**Task objective**:
Report how many lines hold the word "frac"; give nothing but the number.

**Listing**:
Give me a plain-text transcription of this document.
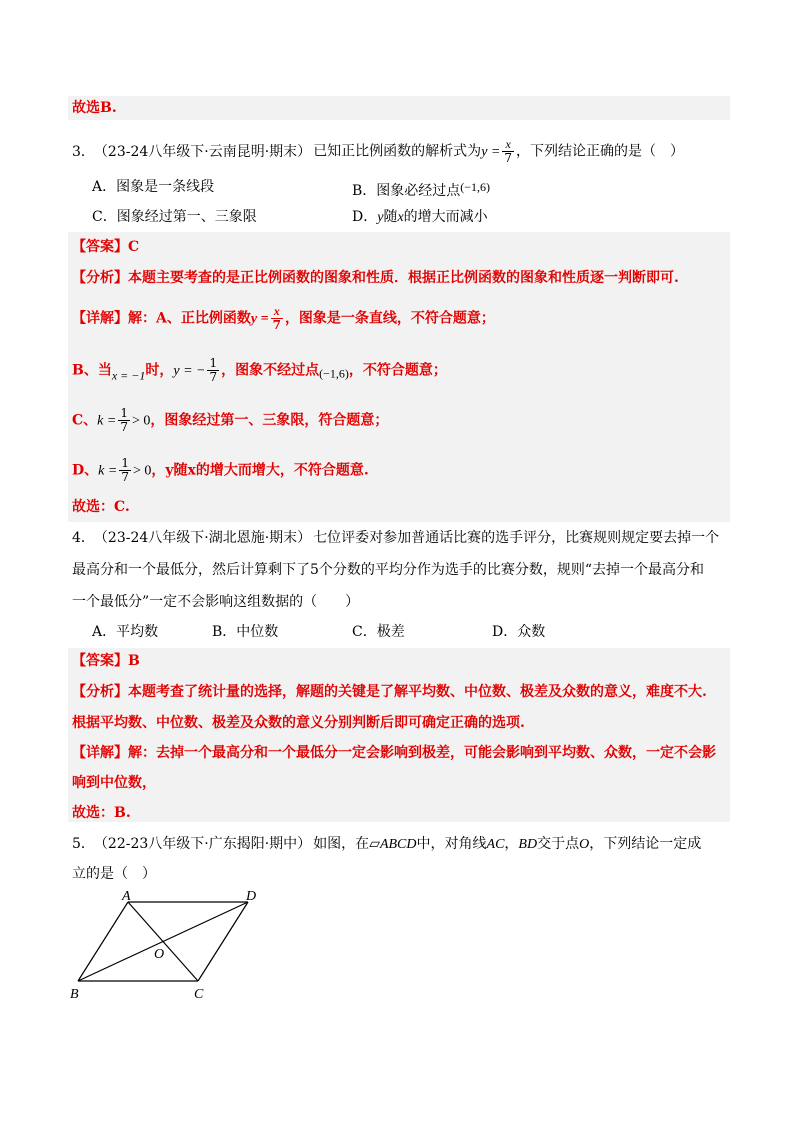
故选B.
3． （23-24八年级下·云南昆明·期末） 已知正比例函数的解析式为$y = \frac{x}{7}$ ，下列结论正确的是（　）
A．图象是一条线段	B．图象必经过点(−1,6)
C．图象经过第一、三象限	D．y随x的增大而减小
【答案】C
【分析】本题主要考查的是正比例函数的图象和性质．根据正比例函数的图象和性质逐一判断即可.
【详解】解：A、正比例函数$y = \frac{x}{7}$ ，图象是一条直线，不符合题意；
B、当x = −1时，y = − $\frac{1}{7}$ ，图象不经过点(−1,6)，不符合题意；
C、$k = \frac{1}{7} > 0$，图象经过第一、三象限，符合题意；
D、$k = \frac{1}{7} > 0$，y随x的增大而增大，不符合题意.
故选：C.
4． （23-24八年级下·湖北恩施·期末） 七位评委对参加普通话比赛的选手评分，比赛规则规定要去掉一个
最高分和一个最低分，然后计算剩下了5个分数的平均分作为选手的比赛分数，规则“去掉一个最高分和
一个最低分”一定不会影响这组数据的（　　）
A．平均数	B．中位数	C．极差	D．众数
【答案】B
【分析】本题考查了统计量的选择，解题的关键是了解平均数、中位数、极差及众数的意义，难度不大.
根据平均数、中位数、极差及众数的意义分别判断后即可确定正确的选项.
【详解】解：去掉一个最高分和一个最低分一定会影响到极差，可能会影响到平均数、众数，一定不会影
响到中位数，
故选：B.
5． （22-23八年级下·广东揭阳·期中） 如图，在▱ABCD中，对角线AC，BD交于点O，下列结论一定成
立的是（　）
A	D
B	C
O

**Solution to this task**:
5